AVAILABLE DATA »

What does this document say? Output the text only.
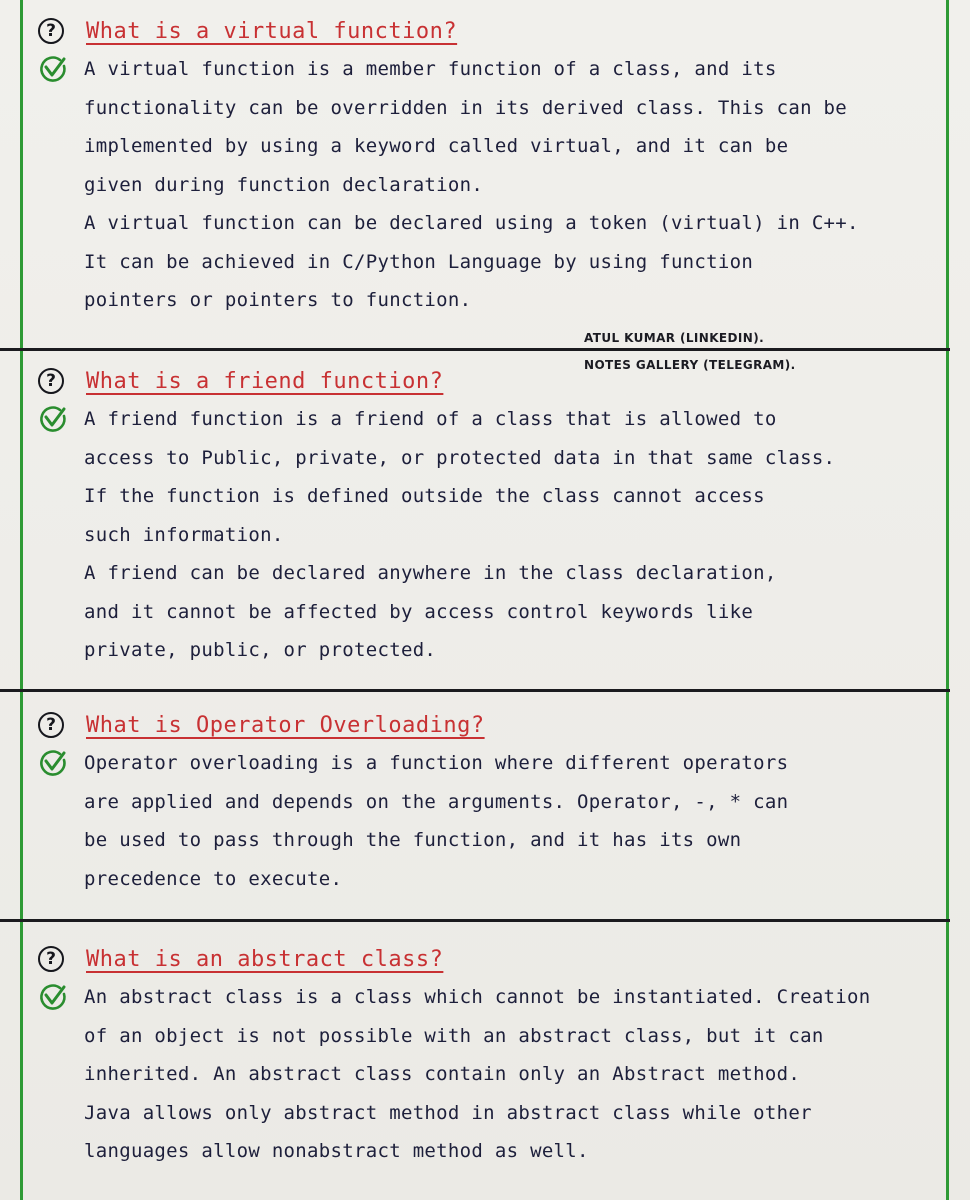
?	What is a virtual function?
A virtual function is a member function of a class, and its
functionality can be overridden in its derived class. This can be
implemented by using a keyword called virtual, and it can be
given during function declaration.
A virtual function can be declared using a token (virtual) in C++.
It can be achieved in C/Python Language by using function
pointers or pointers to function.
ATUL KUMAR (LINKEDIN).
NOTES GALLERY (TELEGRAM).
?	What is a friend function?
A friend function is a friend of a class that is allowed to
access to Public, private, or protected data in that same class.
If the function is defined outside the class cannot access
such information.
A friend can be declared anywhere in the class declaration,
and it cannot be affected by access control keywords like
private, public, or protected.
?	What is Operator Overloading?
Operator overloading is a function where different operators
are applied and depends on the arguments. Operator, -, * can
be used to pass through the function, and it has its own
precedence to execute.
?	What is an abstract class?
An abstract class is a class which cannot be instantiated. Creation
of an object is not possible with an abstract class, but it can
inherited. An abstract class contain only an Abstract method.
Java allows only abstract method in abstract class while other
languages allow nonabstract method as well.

STATED PROBLEM »
Write out every line of the entries that holds the word "private".

FULL SOLUTION »
access to Public, private, or protected data in that same class.
private, public, or protected.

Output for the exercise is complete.